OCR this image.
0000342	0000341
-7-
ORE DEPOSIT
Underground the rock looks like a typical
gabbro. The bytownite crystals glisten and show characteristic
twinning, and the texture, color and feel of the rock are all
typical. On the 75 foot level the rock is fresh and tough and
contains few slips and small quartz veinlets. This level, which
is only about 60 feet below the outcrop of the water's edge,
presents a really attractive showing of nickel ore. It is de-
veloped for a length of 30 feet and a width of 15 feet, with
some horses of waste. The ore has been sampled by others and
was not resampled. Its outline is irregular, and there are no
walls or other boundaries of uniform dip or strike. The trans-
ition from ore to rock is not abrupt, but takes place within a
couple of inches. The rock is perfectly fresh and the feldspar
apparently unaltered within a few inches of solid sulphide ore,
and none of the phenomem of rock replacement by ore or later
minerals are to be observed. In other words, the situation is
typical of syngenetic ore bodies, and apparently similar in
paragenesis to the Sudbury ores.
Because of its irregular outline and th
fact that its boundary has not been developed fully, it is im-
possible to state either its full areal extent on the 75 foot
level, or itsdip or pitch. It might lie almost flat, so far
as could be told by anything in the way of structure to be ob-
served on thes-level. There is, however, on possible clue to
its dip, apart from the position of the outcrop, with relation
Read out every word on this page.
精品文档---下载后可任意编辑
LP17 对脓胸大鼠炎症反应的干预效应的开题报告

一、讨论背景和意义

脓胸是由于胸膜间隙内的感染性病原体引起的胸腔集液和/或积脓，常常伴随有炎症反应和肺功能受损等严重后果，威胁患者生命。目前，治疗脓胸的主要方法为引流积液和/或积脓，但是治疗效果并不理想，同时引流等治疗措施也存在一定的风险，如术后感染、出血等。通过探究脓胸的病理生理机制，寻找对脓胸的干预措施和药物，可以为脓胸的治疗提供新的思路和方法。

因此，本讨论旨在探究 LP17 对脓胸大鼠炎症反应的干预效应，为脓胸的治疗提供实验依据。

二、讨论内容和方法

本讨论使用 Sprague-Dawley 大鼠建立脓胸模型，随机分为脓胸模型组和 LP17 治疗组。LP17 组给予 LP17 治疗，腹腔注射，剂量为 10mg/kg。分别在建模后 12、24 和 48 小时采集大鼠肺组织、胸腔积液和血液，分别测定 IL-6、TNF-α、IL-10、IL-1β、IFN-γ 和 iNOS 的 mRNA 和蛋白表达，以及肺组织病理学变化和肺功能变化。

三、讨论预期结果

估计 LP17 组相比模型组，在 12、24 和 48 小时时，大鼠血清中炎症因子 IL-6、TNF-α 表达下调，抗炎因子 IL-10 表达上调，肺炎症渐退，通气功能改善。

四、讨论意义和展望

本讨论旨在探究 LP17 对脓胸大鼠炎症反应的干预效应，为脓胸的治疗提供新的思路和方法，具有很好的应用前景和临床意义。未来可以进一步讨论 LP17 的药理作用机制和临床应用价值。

· · ·

→ **Task**
The records above are to be transcribed exactly, with nothing left out.

→ **Reply**
OCR this image.
0000342	0000341
-7-
ORE DEPOSIT
Underground the rock looks like a typical
gabbro. The bytownite crystals glisten and show characteristic
twinning, and the texture, color and feel of the rock are all
typical. On the 75 foot level the rock is fresh and tough and
contains few slips and small quartz veinlets. This level, which
is only about 60 feet below the outcrop of the water's edge,
presents a really attractive showing of nickel ore. It is de-
veloped for a length of 30 feet and a width of 15 feet, with
some horses of waste. The ore has been sampled by others and
was not resampled. Its outline is irregular, and there are no
walls or other boundaries of uniform dip or strike. The trans-
ition from ore to rock is not abrupt, but takes place within a
couple of inches. The rock is perfectly fresh and the feldspar
apparently unaltered within a few inches of solid sulphide ore,
and none of the phenomem of rock replacement by ore or later
minerals are to be observed. In other words, the situation is
typical of syngenetic ore bodies, and apparently similar in
paragenesis to the Sudbury ores.
Because of its irregular outline and th
fact that its boundary has not been developed fully, it is im-
possible to state either its full areal extent on the 75 foot
level, or itsdip or pitch. It might lie almost flat, so far
as could be told by anything in the way of structure to be ob-
served on thes-level. There is, however, on possible clue to
its dip, apart from the position of the outcrop, with relation
Read out every word on this page.
精品文档---下载后可任意编辑
LP17 对脓胸大鼠炎症反应的干预效应的开题报告

一、讨论背景和意义

脓胸是由于胸膜间隙内的感染性病原体引起的胸腔集液和/或积脓，常常伴随有炎症反应和肺功能受损等严重后果，威胁患者生命。目前，治疗脓胸的主要方法为引流积液和/或积脓，但是治疗效果并不理想，同时引流等治疗措施也存在一定的风险，如术后感染、出血等。通过探究脓胸的病理生理机制，寻找对脓胸的干预措施和药物，可以为脓胸的治疗提供新的思路和方法。

因此，本讨论旨在探究 LP17 对脓胸大鼠炎症反应的干预效应，为脓胸的治疗提供实验依据。

二、讨论内容和方法

本讨论使用 Sprague-Dawley 大鼠建立脓胸模型，随机分为脓胸模型组和 LP17 治疗组。LP17 组给予 LP17 治疗，腹腔注射，剂量为 10mg/kg。分别在建模后 12、24 和 48 小时采集大鼠肺组织、胸腔积液和血液，分别测定 IL-6、TNF-α、IL-10、IL-1β、IFN-γ 和 iNOS 的 mRNA 和蛋白表达，以及肺组织病理学变化和肺功能变化。

三、讨论预期结果

估计 LP17 组相比模型组，在 12、24 和 48 小时时，大鼠血清中炎症因子 IL-6、TNF-α 表达下调，抗炎因子 IL-10 表达上调，肺炎症渐退，通气功能改善。

四、讨论意义和展望

本讨论旨在探究 LP17 对脓胸大鼠炎症反应的干预效应，为脓胸的治疗提供新的思路和方法，具有很好的应用前景和临床意义。未来可以进一步讨论 LP17 的药理作用机制和临床应用价值。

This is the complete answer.